» **RAW RECORDS**
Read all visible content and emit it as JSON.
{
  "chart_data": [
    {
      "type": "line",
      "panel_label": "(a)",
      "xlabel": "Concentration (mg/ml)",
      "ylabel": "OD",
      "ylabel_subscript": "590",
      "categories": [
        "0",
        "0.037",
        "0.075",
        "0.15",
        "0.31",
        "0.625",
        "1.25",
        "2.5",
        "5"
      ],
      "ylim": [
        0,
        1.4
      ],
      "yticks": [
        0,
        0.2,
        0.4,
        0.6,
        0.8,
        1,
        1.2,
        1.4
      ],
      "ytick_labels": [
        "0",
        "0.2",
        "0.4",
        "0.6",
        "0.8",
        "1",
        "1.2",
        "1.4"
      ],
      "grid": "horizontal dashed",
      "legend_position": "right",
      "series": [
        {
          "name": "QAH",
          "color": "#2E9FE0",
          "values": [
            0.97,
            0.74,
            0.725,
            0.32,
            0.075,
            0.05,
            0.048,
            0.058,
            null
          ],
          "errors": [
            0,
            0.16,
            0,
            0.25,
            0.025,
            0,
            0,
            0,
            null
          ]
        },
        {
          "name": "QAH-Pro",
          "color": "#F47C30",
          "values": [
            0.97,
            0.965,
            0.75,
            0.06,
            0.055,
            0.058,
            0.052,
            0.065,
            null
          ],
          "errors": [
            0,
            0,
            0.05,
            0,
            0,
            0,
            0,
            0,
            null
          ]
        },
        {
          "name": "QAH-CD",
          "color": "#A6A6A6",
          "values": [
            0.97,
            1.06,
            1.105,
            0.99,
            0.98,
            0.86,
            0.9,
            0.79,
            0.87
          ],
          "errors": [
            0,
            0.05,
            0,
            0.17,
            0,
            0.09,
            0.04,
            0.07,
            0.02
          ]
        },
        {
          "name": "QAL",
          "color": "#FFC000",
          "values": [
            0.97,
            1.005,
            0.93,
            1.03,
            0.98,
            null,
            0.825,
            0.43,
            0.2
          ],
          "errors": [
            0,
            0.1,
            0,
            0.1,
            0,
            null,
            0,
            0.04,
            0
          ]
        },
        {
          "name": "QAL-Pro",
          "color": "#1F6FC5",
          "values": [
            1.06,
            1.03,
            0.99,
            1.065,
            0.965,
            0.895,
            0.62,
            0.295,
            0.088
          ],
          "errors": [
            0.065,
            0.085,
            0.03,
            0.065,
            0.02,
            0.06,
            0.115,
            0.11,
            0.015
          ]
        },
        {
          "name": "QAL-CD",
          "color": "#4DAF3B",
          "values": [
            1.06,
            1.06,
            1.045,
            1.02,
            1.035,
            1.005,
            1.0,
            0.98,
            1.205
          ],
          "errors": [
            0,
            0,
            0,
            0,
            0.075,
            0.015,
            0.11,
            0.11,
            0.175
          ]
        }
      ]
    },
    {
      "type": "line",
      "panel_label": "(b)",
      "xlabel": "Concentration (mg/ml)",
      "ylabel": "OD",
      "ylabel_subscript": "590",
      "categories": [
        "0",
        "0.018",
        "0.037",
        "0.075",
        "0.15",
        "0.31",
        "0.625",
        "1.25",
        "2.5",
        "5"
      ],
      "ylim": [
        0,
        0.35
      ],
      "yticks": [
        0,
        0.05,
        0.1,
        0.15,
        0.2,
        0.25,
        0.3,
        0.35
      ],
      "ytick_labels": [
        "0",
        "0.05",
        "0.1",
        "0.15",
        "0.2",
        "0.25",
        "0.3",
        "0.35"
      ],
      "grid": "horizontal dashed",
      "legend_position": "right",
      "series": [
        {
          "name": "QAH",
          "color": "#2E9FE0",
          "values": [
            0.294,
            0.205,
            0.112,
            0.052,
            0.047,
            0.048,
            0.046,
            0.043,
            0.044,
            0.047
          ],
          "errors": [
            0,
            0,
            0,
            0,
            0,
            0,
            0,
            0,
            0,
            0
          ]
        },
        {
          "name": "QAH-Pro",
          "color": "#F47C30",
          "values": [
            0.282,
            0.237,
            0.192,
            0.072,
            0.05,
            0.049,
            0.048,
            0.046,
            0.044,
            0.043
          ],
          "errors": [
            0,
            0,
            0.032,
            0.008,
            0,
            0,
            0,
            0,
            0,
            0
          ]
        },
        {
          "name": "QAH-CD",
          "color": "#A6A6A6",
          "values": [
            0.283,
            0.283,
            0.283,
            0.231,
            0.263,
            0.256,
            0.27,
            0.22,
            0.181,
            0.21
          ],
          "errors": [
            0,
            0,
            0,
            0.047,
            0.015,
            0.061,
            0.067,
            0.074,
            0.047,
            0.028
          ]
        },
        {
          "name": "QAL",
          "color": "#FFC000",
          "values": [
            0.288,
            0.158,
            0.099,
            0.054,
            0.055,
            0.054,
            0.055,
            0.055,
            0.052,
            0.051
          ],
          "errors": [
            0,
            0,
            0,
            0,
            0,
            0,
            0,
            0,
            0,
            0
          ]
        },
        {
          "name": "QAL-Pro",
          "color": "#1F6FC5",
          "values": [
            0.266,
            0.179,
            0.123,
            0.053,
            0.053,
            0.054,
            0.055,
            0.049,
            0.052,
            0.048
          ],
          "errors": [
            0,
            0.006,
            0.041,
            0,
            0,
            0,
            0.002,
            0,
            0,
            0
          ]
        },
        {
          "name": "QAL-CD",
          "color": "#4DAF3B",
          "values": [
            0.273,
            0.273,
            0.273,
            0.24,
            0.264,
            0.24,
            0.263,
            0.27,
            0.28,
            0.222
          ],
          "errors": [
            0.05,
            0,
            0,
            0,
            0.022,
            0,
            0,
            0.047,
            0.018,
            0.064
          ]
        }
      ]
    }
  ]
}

» **CHALLENGE**
Set down all of the data above, word for word.

» **CORRECT ANSWER**
Read all visible content and emit it as JSON.
{
  "chart_data": [
    {
      "type": "line",
      "panel_label": "(a)",
      "xlabel": "Concentration (mg/ml)",
      "ylabel": "OD",
      "ylabel_subscript": "590",
      "categories": [
        "0",
        "0.037",
        "0.075",
        "0.15",
        "0.31",
        "0.625",
        "1.25",
        "2.5",
        "5"
      ],
      "ylim": [
        0,
        1.4
      ],
      "yticks": [
        0,
        0.2,
        0.4,
        0.6,
        0.8,
        1,
        1.2,
        1.4
      ],
      "ytick_labels": [
        "0",
        "0.2",
        "0.4",
        "0.6",
        "0.8",
        "1",
        "1.2",
        "1.4"
      ],
      "grid": "horizontal dashed",
      "legend_position": "right",
      "series": [
        {
          "name": "QAH",
          "color": "#2E9FE0",
          "values": [
            0.97,
            0.74,
            0.725,
            0.32,
            0.075,
            0.05,
            0.048,
            0.058,
            null
          ],
          "errors": [
            0,
            0.16,
            0,
            0.25,
            0.025,
            0,
            0,
            0,
            null
          ]
        },
        {
          "name": "QAH-Pro",
          "color": "#F47C30",
          "values": [
            0.97,
            0.965,
            0.75,
            0.06,
            0.055,
            0.058,
            0.052,
            0.065,
            null
          ],
          "errors": [
            0,
            0,
            0.05,
            0,
            0,
            0,
            0,
            0,
            null
          ]
        },
        {
          "name": "QAH-CD",
          "color": "#A6A6A6",
          "values": [
            0.97,
            1.06,
            1.105,
            0.99,
            0.98,
            0.86,
            0.9,
            0.79,
            0.87
          ],
          "errors": [
            0,
            0.05,
            0,
            0.17,
            0,
            0.09,
            0.04,
            0.07,
            0.02
          ]
        },
        {
          "name": "QAL",
          "color": "#FFC000",
          "values": [
            0.97,
            1.005,
            0.93,
            1.03,
            0.98,
            null,
            0.825,
            0.43,
            0.2
          ],
          "errors": [
            0,
            0.1,
            0,
            0.1,
            0,
            null,
            0,
            0.04,
            0
          ]
        },
        {
          "name": "QAL-Pro",
          "color": "#1F6FC5",
          "values": [
            1.06,
            1.03,
            0.99,
            1.065,
            0.965,
            0.895,
            0.62,
            0.295,
            0.088
          ],
          "errors": [
            0.065,
            0.085,
            0.03,
            0.065,
            0.02,
            0.06,
            0.115,
            0.11,
            0.015
          ]
        },
        {
          "name": "QAL-CD",
          "color": "#4DAF3B",
          "values": [
            1.06,
            1.06,
            1.045,
            1.02,
            1.035,
            1.005,
            1.0,
            0.98,
            1.205
          ],
          "errors": [
            0,
            0,
            0,
            0,
            0.075,
            0.015,
            0.11,
            0.11,
            0.175
          ]
        }
      ]
    },
    {
      "type": "line",
      "panel_label": "(b)",
      "xlabel": "Concentration (mg/ml)",
      "ylabel": "OD",
      "ylabel_subscript": "590",
      "categories": [
        "0",
        "0.018",
        "0.037",
        "0.075",
        "0.15",
        "0.31",
        "0.625",
        "1.25",
        "2.5",
        "5"
      ],
      "ylim": [
        0,
        0.35
      ],
      "yticks": [
        0,
        0.05,
        0.1,
        0.15,
        0.2,
        0.25,
        0.3,
        0.35
      ],
      "ytick_labels": [
        "0",
        "0.05",
        "0.1",
        "0.15",
        "0.2",
        "0.25",
        "0.3",
        "0.35"
      ],
      "grid": "horizontal dashed",
      "legend_position": "right",
      "series": [
        {
          "name": "QAH",
          "color": "#2E9FE0",
          "values": [
            0.294,
            0.205,
            0.112,
            0.052,
            0.047,
            0.048,
            0.046,
            0.043,
            0.044,
            0.047
          ],
          "errors": [
            0,
            0,
            0,
            0,
            0,
            0,
            0,
            0,
            0,
            0
          ]
        },
        {
          "name": "QAH-Pro",
          "color": "#F47C30",
          "values": [
            0.282,
            0.237,
            0.192,
            0.072,
            0.05,
            0.049,
            0.048,
            0.046,
            0.044,
            0.043
          ],
          "errors": [
            0,
            0,
            0.032,
            0.008,
            0,
            0,
            0,
            0,
            0,
            0
          ]
        },
        {
          "name": "QAH-CD",
          "color": "#A6A6A6",
          "values": [
            0.283,
            0.283,
            0.283,
            0.231,
            0.263,
            0.256,
            0.27,
            0.22,
            0.181,
            0.21
          ],
          "errors": [
            0,
            0,
            0,
            0.047,
            0.015,
            0.061,
            0.067,
            0.074,
            0.047,
            0.028
          ]
        },
        {
          "name": "QAL",
          "color": "#FFC000",
          "values": [
            0.288,
            0.158,
            0.099,
            0.054,
            0.055,
            0.054,
            0.055,
            0.055,
            0.052,
            0.051
          ],
          "errors": [
            0,
            0,
            0,
            0,
            0,
            0,
            0,
            0,
            0,
            0
          ]
        },
        {
          "name": "QAL-Pro",
          "color": "#1F6FC5",
          "values": [
            0.266,
            0.179,
            0.123,
            0.053,
            0.053,
            0.054,
            0.055,
            0.049,
            0.052,
            0.048
          ],
          "errors": [
            0,
            0.006,
            0.041,
            0,
            0,
            0,
            0.002,
            0,
            0,
            0
          ]
        },
        {
          "name": "QAL-CD",
          "color": "#4DAF3B",
          "values": [
            0.273,
            0.273,
            0.273,
            0.24,
            0.264,
            0.24,
            0.263,
            0.27,
            0.28,
            0.222
          ],
          "errors": [
            0.05,
            0,
            0,
            0,
            0.022,
            0,
            0,
            0.047,
            0.018,
            0.064
          ]
        }
      ]
    }
  ]
}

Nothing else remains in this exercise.